What the task requires
Show all lines of the listing that hold the word "object".

Figure data in JSON
□ □ □ □ □
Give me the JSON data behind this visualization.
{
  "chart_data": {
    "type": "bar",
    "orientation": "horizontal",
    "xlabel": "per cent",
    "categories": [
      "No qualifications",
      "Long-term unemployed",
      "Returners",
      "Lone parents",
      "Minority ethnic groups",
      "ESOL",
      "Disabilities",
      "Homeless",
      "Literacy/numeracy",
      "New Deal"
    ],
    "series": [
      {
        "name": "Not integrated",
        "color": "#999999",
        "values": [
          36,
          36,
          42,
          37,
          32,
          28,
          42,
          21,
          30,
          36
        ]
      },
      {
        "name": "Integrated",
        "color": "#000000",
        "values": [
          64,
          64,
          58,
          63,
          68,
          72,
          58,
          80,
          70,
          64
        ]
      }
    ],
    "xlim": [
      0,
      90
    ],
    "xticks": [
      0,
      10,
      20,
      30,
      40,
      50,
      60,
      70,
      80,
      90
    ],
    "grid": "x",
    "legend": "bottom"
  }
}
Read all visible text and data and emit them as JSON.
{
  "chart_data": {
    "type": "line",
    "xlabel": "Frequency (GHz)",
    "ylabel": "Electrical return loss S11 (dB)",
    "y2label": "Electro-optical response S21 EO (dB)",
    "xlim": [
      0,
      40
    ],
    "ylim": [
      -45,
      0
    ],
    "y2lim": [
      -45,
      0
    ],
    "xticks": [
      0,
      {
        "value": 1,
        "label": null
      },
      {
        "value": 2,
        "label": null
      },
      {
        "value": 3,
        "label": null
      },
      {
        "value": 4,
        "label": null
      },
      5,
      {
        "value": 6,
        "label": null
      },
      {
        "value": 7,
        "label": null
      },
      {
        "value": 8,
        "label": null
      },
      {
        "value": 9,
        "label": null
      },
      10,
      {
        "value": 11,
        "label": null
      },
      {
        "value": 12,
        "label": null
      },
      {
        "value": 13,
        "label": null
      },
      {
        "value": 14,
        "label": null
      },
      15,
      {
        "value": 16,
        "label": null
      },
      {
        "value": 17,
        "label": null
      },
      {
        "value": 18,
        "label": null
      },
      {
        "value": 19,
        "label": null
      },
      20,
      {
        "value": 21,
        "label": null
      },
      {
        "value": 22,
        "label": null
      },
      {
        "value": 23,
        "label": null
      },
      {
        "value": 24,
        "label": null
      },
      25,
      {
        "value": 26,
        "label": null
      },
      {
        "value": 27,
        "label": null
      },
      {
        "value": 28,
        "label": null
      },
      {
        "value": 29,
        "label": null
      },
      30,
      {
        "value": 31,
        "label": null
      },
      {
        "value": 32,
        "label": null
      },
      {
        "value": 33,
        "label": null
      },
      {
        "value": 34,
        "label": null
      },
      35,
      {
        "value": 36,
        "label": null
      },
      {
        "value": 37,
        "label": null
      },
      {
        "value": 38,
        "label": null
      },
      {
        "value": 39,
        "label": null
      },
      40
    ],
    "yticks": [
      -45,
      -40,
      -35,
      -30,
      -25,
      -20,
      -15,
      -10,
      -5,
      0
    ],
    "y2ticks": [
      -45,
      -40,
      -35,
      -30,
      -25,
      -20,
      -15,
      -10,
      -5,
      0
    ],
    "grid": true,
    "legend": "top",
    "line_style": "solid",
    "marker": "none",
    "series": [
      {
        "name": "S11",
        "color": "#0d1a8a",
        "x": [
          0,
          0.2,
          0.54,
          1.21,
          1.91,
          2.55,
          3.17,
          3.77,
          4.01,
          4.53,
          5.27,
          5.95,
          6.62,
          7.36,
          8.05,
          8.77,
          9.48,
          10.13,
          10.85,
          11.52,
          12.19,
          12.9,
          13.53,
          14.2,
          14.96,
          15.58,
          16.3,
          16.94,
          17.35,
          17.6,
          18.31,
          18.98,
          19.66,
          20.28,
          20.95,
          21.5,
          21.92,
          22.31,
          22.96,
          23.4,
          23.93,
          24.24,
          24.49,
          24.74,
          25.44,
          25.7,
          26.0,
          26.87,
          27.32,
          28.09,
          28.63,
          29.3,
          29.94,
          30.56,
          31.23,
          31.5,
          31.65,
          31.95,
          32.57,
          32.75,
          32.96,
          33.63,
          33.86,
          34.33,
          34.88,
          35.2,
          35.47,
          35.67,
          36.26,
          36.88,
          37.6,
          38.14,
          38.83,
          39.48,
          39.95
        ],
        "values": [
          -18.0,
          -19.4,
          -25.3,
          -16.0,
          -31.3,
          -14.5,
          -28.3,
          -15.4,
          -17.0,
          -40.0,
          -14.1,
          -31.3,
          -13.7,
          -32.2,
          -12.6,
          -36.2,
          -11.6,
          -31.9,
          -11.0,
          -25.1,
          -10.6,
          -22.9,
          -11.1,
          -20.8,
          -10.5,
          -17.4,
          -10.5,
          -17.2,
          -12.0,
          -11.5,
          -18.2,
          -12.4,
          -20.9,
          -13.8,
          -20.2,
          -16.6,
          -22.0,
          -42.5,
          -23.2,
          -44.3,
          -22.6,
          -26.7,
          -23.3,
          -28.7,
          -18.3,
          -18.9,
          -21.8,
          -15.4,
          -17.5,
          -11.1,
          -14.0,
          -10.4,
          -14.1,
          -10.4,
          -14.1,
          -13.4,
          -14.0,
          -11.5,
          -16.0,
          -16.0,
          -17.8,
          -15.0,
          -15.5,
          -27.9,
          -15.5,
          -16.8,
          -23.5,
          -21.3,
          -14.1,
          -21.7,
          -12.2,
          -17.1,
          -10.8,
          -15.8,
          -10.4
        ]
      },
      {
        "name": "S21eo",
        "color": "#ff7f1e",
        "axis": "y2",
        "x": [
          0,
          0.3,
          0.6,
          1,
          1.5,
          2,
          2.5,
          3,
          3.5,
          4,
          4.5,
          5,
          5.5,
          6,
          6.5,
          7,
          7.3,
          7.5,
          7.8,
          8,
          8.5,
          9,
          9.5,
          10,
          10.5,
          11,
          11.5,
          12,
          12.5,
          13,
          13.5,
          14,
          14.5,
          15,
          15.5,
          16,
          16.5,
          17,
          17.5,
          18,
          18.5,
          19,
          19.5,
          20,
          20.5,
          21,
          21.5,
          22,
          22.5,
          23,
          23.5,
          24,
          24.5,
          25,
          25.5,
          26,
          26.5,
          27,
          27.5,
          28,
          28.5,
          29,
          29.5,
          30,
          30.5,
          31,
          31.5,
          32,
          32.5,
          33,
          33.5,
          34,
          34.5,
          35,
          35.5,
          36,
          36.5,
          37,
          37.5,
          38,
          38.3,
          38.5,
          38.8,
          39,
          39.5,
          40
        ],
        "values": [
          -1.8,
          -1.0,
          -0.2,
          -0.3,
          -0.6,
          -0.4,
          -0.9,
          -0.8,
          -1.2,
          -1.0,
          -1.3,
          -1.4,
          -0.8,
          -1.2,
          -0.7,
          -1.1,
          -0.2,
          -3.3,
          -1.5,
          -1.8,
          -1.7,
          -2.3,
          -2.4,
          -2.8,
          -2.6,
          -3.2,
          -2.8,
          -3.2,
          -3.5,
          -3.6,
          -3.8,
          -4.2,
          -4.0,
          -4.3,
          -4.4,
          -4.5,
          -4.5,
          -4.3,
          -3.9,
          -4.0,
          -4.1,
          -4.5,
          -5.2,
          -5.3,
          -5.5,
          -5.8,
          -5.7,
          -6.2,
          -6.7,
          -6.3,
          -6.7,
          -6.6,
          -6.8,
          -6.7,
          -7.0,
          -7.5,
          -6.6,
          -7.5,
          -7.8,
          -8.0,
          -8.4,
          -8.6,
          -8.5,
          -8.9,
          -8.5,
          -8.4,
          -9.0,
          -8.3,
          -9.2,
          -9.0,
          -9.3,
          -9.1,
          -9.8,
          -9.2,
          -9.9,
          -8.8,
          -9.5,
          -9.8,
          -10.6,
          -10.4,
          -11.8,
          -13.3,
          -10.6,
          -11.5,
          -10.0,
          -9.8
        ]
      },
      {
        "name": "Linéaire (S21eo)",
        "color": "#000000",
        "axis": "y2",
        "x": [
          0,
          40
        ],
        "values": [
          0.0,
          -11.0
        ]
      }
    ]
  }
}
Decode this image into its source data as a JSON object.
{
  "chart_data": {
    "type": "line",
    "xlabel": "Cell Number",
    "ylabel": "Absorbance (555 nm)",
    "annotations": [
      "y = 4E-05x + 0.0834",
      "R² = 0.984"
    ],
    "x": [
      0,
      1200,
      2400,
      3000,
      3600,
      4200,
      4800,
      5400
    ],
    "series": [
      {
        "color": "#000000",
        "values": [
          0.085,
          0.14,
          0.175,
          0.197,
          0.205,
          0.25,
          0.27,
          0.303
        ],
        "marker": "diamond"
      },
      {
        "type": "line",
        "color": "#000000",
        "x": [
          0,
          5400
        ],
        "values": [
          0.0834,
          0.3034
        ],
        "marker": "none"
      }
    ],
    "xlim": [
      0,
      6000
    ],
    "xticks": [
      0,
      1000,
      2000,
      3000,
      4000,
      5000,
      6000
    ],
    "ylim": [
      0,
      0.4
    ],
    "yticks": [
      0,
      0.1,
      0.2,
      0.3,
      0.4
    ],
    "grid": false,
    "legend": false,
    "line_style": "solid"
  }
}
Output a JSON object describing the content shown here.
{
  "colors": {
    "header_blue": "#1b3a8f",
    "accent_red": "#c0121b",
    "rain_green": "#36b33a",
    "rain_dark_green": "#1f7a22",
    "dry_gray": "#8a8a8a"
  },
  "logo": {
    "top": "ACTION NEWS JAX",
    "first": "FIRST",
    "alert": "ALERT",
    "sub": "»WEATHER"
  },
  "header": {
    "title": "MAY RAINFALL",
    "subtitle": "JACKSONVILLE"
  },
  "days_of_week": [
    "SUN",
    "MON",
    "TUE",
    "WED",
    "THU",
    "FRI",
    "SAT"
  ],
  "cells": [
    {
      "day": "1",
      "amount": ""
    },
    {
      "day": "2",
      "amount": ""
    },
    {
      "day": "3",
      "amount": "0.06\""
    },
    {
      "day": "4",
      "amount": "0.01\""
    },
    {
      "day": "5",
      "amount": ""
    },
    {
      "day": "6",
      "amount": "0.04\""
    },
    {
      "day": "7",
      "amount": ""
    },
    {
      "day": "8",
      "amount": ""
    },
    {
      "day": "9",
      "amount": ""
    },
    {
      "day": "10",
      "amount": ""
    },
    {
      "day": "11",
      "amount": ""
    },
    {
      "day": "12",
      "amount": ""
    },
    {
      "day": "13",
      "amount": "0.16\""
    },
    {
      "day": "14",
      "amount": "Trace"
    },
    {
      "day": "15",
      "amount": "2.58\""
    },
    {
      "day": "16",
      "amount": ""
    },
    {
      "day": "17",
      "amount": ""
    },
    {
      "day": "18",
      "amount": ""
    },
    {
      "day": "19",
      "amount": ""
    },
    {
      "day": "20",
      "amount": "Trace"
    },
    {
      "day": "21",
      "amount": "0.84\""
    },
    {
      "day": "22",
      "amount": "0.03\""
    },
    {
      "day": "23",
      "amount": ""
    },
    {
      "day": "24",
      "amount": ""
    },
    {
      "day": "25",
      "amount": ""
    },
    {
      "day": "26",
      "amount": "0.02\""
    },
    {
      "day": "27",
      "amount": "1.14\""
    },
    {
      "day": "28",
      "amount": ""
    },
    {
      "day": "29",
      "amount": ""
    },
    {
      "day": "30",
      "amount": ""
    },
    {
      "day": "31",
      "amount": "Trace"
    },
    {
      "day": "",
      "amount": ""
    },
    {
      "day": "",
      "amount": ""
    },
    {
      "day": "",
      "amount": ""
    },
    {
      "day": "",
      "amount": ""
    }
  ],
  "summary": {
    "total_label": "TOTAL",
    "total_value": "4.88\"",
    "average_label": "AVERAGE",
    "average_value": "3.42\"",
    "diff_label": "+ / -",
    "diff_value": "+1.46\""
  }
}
□ □ □ □ □
Response below
Decode this image into its source data as a JSON object.
Output a JSON object describing the content shown here.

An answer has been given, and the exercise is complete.